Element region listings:
------------------------------------------------

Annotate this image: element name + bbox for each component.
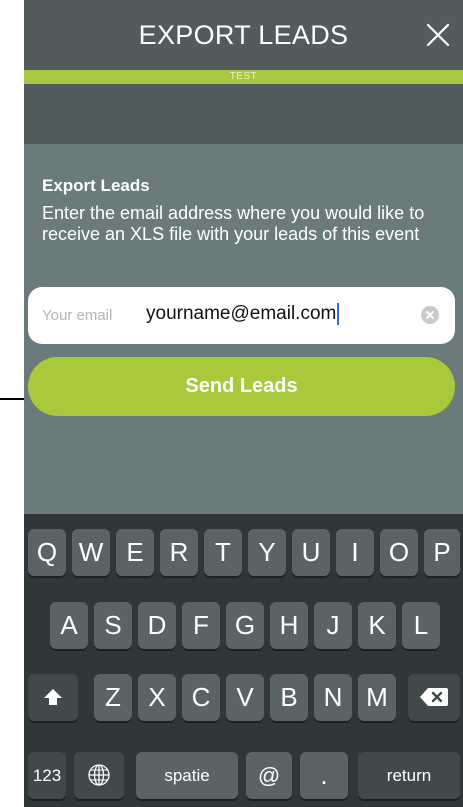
clear-input-button[interactable] (421, 306, 439, 324)
close-icon (426, 23, 450, 47)
key-m[interactable]: M (358, 674, 396, 721)
section-title: Export Leads (42, 176, 150, 195)
page-title: EXPORT LEADS (138, 20, 349, 50)
email-input-value: yourname@email.com (146, 303, 337, 324)
key-v[interactable]: V (226, 674, 264, 721)
key-q[interactable]: Q (28, 529, 66, 576)
key-s[interactable]: S (94, 602, 132, 649)
email-input[interactable]: yourname@email.com (146, 303, 340, 325)
clear-icon (426, 311, 434, 319)
key-d[interactable]: D (138, 602, 176, 649)
space-key[interactable]: spatie (136, 752, 238, 799)
app-screen: EXPORT LEADS TEST Export Leads Enter the… (24, 0, 463, 807)
key-g[interactable]: G (226, 602, 264, 649)
key-h[interactable]: H (270, 602, 308, 649)
header-bar: EXPORT LEADS (24, 0, 463, 70)
key-p[interactable]: P (424, 529, 460, 576)
backspace-icon (420, 688, 448, 706)
globe-key[interactable] (74, 752, 124, 799)
key-e[interactable]: E (116, 529, 154, 576)
numbers-key[interactable]: 123 (28, 752, 66, 799)
export-panel: Export Leads Enter the email address whe… (24, 144, 463, 514)
email-field[interactable]: Your email yourname@email.com (28, 287, 455, 344)
key-r[interactable]: R (160, 529, 198, 576)
environment-badge: TEST (24, 70, 463, 84)
send-leads-button[interactable]: Send Leads (28, 357, 455, 416)
globe-icon (88, 764, 110, 786)
key-w[interactable]: W (72, 529, 110, 576)
subheader-bar (24, 84, 463, 144)
key-a[interactable]: A (50, 602, 88, 649)
text-caret (337, 303, 340, 325)
key-l[interactable]: L (402, 602, 440, 649)
section-description: Enter the email address where you would … (42, 203, 425, 244)
shift-arrow-icon (44, 689, 62, 705)
key-i[interactable]: I (336, 529, 374, 576)
key-c[interactable]: C (182, 674, 220, 721)
at-key[interactable]: @ (246, 752, 292, 799)
key-b[interactable]: B (270, 674, 308, 721)
key-x[interactable]: X (138, 674, 176, 721)
key-z[interactable]: Z (94, 674, 132, 721)
backspace-key[interactable] (408, 674, 460, 721)
key-y[interactable]: Y (248, 529, 286, 576)
shift-key[interactable] (28, 674, 78, 721)
key-t[interactable]: T (204, 529, 242, 576)
close-button[interactable] (421, 18, 455, 52)
key-j[interactable]: J (314, 602, 352, 649)
key-u[interactable]: U (292, 529, 330, 576)
onscreen-keyboard: Q W E R T Y U I O P A S D F G H J K L Z … (24, 514, 463, 807)
key-f[interactable]: F (182, 602, 220, 649)
return-key[interactable]: return (358, 752, 460, 799)
dot-key[interactable]: . (300, 752, 348, 799)
email-field-label: Your email (42, 307, 113, 324)
key-o[interactable]: O (380, 529, 418, 576)
key-n[interactable]: N (314, 674, 352, 721)
key-k[interactable]: K (358, 602, 396, 649)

------------------------------------------------

- _Do this_
Convert the lines of the listing from the line containing "clear-input-button[interactable] (421, 306, 439, 324)" through the line containing "key-d[interactable]: D (138, 602, 176, 649)" into a JSON list of strings, one string per line, leaving out blank lines.

- _Response to the task_
[
  "clear-input-button[interactable] (421, 306, 439, 324)",
  "close-icon (426, 23, 450, 47)",
  "key-m[interactable]: M (358, 674, 396, 721)",
  "section-title: Export Leads (42, 176, 150, 195)",
  "page-title: EXPORT LEADS (138, 20, 349, 50)",
  "email-input-value: yourname@email.com (146, 303, 337, 324)",
  "key-v[interactable]: V (226, 674, 264, 721)",
  "key-q[interactable]: Q (28, 529, 66, 576)",
  "key-s[interactable]: S (94, 602, 132, 649)",
  "email-input[interactable]: yourname@email.com (146, 303, 340, 325)",
  "clear-icon (426, 311, 434, 319)",
  "key-d[interactable]: D (138, 602, 176, 649)"
]